* _EXERCISE GOAL_
Report, word for word, every line of the material that contains "structured".

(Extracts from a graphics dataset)
* begin *

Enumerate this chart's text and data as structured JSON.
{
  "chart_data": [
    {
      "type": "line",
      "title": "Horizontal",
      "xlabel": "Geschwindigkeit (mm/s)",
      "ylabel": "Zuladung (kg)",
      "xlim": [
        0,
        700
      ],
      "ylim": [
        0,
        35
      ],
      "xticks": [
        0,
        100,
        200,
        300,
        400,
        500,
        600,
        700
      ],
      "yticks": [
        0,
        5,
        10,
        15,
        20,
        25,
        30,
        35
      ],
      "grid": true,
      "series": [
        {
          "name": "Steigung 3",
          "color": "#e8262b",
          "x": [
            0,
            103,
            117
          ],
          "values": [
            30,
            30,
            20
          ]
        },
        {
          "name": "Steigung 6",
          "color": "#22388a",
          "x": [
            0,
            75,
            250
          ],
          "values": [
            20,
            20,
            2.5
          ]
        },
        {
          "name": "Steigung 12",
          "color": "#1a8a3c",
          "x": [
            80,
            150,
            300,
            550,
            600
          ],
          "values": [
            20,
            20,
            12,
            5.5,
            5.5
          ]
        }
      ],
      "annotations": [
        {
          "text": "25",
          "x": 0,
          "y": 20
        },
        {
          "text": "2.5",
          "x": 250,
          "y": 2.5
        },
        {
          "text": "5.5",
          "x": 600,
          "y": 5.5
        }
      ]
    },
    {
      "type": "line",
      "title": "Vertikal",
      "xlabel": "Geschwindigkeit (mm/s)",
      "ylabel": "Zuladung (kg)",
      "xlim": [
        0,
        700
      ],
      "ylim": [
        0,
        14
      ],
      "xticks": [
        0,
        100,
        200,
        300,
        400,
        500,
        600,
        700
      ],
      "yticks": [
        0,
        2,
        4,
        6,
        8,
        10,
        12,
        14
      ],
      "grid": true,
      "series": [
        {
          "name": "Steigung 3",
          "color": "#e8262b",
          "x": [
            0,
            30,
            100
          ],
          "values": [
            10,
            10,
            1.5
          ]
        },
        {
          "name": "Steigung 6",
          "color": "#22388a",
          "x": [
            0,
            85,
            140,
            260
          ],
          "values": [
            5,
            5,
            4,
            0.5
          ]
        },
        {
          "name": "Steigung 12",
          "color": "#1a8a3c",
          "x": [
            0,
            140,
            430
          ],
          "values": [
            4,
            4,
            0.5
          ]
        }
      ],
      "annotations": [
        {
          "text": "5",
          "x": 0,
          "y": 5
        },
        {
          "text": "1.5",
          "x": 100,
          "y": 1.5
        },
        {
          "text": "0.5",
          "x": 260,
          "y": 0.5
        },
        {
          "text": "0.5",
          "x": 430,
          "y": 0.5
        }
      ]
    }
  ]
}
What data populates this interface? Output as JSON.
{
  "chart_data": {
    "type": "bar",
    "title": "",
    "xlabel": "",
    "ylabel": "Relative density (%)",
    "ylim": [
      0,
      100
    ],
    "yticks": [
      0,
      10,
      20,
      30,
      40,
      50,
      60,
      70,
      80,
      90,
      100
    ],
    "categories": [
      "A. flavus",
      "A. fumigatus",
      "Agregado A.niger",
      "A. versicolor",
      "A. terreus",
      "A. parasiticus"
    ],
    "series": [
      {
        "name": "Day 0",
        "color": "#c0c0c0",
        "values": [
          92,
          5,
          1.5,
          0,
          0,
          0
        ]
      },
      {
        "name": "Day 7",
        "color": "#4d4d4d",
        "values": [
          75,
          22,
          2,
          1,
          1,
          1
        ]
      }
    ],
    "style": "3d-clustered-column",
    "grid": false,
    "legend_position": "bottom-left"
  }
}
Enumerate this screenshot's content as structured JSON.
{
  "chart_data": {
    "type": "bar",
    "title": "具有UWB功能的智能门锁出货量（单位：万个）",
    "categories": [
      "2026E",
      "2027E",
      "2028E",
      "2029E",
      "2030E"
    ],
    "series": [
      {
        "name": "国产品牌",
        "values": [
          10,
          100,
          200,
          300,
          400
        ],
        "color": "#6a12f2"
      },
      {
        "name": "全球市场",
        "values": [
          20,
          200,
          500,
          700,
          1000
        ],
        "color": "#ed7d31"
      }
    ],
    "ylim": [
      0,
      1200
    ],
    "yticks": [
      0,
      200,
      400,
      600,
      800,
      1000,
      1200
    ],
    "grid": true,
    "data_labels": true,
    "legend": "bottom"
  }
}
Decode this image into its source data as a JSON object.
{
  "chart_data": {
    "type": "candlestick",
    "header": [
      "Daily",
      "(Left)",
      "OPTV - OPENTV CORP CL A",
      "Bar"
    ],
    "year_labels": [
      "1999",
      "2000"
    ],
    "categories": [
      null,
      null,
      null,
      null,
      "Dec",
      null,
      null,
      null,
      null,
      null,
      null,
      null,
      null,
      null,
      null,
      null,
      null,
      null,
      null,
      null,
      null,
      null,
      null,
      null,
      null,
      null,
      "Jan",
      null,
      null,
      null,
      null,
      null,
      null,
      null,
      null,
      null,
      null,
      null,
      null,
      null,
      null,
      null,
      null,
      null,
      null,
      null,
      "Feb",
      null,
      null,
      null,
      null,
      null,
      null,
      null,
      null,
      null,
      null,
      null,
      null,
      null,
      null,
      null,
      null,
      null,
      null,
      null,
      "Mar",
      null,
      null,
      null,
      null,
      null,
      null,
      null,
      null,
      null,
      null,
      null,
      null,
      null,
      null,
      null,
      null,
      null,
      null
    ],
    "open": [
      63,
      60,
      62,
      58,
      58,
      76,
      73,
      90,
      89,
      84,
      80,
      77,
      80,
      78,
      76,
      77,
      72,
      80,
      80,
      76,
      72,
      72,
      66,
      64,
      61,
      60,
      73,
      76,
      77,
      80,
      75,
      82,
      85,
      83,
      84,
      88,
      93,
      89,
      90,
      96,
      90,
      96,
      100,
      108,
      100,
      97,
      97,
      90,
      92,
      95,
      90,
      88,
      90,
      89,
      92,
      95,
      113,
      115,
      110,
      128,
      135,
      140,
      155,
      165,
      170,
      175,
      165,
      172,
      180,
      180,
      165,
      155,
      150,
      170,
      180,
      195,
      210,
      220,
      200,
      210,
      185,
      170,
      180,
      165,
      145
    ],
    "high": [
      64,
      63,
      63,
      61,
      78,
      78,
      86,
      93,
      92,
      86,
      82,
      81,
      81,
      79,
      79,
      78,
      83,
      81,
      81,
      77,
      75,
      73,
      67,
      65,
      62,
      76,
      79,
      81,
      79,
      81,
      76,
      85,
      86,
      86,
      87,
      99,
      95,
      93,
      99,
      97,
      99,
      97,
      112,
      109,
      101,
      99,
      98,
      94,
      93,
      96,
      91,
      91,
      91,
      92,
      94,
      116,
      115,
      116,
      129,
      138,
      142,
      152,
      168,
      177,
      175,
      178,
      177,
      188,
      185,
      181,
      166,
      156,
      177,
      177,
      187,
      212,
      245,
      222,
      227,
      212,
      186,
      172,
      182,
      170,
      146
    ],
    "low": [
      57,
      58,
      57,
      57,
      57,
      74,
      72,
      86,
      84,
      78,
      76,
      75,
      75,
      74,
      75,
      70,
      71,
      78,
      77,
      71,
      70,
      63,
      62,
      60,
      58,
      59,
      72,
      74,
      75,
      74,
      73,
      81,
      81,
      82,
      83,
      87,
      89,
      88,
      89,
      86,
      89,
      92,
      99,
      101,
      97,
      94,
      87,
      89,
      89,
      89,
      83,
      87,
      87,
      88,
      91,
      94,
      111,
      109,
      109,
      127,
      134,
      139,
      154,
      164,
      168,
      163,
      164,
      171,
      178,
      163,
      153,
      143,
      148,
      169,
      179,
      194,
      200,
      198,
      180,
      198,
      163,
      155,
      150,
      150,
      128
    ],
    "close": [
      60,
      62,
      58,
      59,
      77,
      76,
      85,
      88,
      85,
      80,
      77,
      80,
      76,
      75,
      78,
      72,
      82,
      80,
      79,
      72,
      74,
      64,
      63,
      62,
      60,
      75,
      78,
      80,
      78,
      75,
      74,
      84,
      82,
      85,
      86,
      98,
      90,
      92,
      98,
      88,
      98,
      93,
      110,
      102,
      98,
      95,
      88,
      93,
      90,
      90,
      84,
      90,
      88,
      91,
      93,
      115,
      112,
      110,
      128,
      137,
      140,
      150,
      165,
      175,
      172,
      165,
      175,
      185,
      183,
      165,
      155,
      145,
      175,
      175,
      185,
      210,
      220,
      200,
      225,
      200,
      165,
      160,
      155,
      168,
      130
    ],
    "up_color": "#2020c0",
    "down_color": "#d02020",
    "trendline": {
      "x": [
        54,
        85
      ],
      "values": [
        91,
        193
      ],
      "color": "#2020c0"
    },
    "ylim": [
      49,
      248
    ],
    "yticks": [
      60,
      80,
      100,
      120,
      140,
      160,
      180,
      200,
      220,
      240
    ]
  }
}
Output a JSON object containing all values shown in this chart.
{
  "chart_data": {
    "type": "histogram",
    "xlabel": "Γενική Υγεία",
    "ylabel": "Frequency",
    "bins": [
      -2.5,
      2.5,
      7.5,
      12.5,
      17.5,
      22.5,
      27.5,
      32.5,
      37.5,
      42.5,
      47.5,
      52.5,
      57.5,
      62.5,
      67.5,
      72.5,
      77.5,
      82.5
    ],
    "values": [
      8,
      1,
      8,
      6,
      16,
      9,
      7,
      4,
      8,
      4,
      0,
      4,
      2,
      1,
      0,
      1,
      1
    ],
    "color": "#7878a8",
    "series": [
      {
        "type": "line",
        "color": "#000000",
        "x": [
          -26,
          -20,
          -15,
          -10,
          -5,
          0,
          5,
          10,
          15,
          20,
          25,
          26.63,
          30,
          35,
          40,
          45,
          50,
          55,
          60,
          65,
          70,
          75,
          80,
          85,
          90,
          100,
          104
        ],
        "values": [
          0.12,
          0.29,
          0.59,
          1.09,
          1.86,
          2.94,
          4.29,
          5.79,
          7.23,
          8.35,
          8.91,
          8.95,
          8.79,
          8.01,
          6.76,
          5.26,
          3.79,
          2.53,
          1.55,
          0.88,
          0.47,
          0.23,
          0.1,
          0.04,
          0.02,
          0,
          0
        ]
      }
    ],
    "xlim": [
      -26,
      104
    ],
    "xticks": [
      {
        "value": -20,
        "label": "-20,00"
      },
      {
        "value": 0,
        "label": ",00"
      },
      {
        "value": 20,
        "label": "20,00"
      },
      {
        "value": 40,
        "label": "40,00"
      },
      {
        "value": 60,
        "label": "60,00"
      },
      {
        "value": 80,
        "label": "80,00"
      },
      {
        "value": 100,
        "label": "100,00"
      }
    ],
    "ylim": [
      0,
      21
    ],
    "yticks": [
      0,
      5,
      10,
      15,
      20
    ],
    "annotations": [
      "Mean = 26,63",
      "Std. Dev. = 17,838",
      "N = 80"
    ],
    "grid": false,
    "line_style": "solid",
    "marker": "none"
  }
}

* end *

* _OUTPUT FOR THIS TASK_
Enumerate this chart's text and data as structured JSON.
Enumerate this screenshot's content as structured JSON.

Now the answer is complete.